## Stated exercise
Copy all lines below containing "практики".

Start Information supplied

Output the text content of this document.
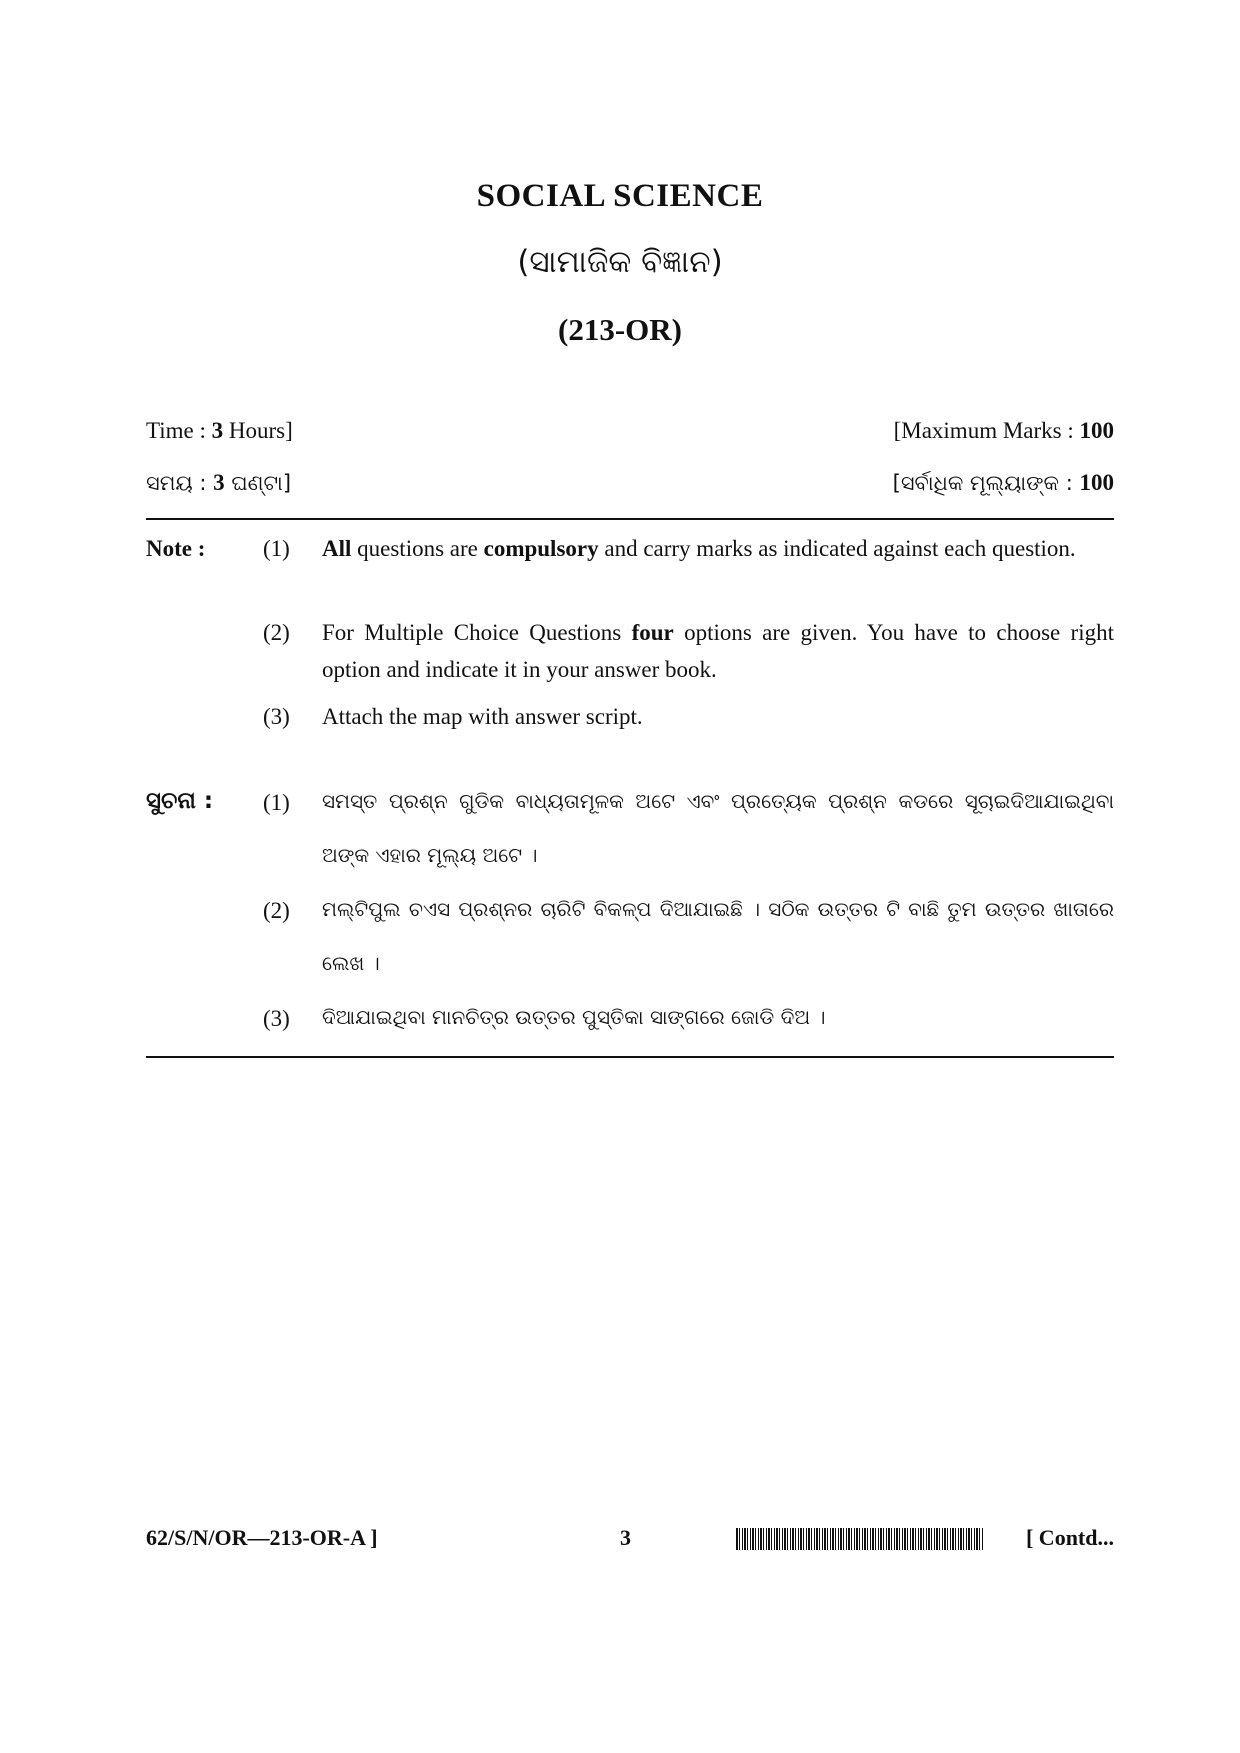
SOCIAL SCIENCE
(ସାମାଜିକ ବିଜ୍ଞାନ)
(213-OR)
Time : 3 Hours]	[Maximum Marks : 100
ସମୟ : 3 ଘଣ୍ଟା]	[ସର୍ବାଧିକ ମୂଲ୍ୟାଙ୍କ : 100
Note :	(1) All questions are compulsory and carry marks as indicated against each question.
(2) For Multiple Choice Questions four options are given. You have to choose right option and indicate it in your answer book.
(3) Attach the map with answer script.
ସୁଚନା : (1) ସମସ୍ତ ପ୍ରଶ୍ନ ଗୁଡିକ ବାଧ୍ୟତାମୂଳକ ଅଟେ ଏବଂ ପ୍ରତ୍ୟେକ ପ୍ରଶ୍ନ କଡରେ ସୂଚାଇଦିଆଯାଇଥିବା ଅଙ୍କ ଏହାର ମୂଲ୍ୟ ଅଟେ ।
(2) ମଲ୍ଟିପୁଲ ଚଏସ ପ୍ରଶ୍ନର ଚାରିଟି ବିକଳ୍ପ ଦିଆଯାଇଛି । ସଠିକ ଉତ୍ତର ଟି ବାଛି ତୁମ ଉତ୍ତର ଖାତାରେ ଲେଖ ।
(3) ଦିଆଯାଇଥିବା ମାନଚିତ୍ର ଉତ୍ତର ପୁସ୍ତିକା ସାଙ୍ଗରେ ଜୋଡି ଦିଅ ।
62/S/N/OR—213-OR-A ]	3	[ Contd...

End Information supplied
Start Information supplied

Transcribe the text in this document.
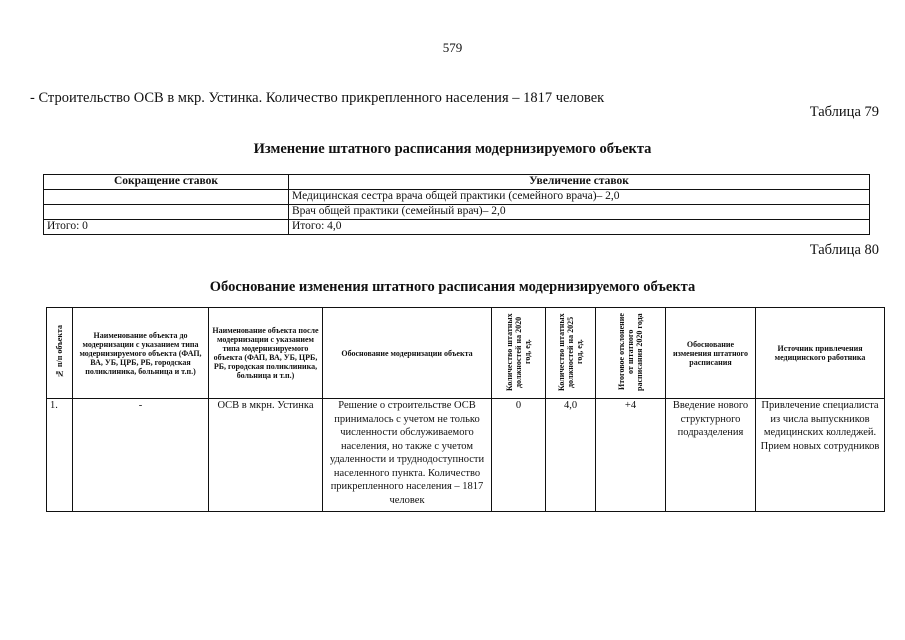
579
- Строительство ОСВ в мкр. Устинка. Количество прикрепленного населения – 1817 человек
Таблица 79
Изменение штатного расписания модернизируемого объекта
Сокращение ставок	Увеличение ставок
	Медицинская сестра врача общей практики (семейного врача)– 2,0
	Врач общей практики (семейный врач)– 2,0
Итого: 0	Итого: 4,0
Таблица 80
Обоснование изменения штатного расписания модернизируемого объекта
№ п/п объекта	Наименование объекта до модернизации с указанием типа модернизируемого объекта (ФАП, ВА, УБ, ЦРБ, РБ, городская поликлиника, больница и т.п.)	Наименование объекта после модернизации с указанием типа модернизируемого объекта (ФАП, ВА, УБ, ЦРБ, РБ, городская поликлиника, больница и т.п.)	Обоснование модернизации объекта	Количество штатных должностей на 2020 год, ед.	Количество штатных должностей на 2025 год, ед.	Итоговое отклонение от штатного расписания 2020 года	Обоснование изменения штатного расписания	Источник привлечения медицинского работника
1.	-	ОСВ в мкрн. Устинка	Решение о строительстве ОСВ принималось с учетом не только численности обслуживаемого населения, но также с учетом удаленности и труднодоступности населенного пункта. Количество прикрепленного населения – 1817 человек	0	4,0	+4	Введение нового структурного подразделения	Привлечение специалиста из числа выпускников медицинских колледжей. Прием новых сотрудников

End Information supplied

## Solved problem
	Медицинская сестра врача общей практики (семейного врача)– 2,0
	Врач общей практики (семейный врач)– 2,0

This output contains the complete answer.